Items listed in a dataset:
_ _ _ _

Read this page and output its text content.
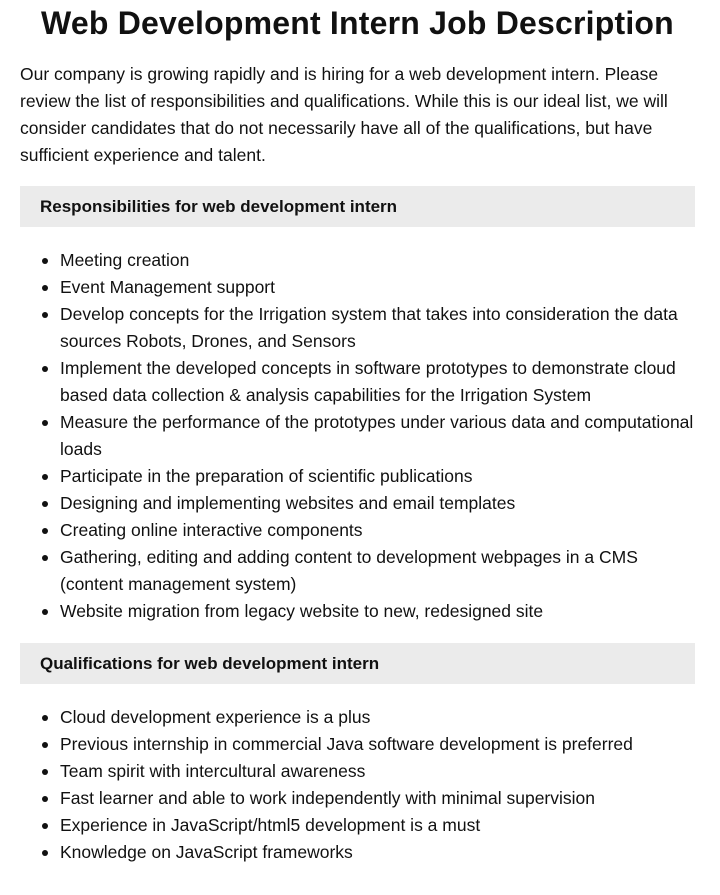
Web Development Intern Job Description

Our company is growing rapidly and is hiring for a web development intern. Please review the list of responsibilities and qualifications. While this is our ideal list, we will consider candidates that do not necessarily have all of the qualifications, but have sufficient experience and talent.

Responsibilities for web development intern
Meeting creation
Event Management support
Develop concepts for the Irrigation system that takes into consideration the data sources Robots, Drones, and Sensors
Implement the developed concepts in software prototypes to demonstrate cloud based data collection & analysis capabilities for the Irrigation System
Measure the performance of the prototypes under various data and computational loads
Participate in the preparation of scientific publications
Designing and implementing websites and email templates
Creating online interactive components
Gathering, editing and adding content to development webpages in a CMS (content management system)
Website migration from legacy website to new, redesigned site
Qualifications for web development intern
Cloud development experience is a plus
Previous internship in commercial Java software development is preferred
Team spirit with intercultural awareness
Fast learner and able to work independently with minimal supervision
Experience in JavaScript/html5 development is a must
Knowledge on JavaScript frameworks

_ _ _ _

# [Do this]
Reproduce each record from above exactly; pictures do not belong in the copy.

# [Correct answer]
Read this page and output its text content.
Web Development Intern Job Description

Our company is growing rapidly and is hiring for a web development intern. Please review the list of responsibilities and qualifications. While this is our ideal list, we will consider candidates that do not necessarily have all of the qualifications, but have sufficient experience and talent.

Responsibilities for web development intern
Meeting creation
Event Management support
Develop concepts for the Irrigation system that takes into consideration the data sources Robots, Drones, and Sensors
Implement the developed concepts in software prototypes to demonstrate cloud based data collection & analysis capabilities for the Irrigation System
Measure the performance of the prototypes under various data and computational loads
Participate in the preparation of scientific publications
Designing and implementing websites and email templates
Creating online interactive components
Gathering, editing and adding content to development webpages in a CMS (content management system)
Website migration from legacy website to new, redesigned site
Qualifications for web development intern
Cloud development experience is a plus
Previous internship in commercial Java software development is preferred
Team spirit with intercultural awareness
Fast learner and able to work independently with minimal supervision
Experience in JavaScript/html5 development is a must
Knowledge on JavaScript frameworks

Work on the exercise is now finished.